#### [STATED PROBLEM]
Note how many lines in the entries contain the string "安全检查", then give that number and nothing else.

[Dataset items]

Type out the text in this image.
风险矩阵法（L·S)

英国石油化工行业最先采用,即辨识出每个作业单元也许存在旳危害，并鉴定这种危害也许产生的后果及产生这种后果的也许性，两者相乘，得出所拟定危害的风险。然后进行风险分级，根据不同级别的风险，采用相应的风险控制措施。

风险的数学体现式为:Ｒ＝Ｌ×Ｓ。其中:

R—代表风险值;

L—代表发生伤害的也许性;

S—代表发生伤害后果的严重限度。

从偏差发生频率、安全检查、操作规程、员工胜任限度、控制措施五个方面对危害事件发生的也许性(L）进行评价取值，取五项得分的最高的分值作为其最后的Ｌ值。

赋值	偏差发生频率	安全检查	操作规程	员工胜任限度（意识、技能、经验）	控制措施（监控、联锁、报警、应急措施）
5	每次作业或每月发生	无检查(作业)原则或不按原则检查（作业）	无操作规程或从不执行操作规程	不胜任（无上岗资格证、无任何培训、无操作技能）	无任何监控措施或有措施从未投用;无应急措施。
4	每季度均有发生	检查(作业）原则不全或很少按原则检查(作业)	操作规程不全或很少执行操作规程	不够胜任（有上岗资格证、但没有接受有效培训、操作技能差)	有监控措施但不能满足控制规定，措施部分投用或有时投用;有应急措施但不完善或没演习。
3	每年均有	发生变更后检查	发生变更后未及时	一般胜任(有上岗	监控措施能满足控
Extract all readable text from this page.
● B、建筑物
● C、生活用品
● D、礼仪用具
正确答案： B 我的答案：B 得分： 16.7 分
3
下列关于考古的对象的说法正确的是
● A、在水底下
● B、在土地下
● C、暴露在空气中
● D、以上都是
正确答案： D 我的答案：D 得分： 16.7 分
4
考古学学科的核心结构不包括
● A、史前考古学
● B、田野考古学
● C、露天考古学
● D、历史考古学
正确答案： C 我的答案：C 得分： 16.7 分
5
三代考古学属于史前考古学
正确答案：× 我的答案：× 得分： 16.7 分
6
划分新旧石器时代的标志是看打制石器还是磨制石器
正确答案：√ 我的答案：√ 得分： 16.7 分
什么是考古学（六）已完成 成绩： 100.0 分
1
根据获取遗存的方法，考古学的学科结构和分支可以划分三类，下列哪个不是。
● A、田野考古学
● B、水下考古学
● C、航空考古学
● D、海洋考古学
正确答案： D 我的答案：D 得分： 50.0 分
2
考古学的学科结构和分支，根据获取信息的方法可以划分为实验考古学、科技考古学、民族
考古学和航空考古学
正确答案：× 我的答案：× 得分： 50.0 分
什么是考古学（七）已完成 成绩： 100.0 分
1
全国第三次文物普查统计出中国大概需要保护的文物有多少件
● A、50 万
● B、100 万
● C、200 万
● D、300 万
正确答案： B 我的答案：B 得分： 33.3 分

#### [EXERCISE RESULT]
2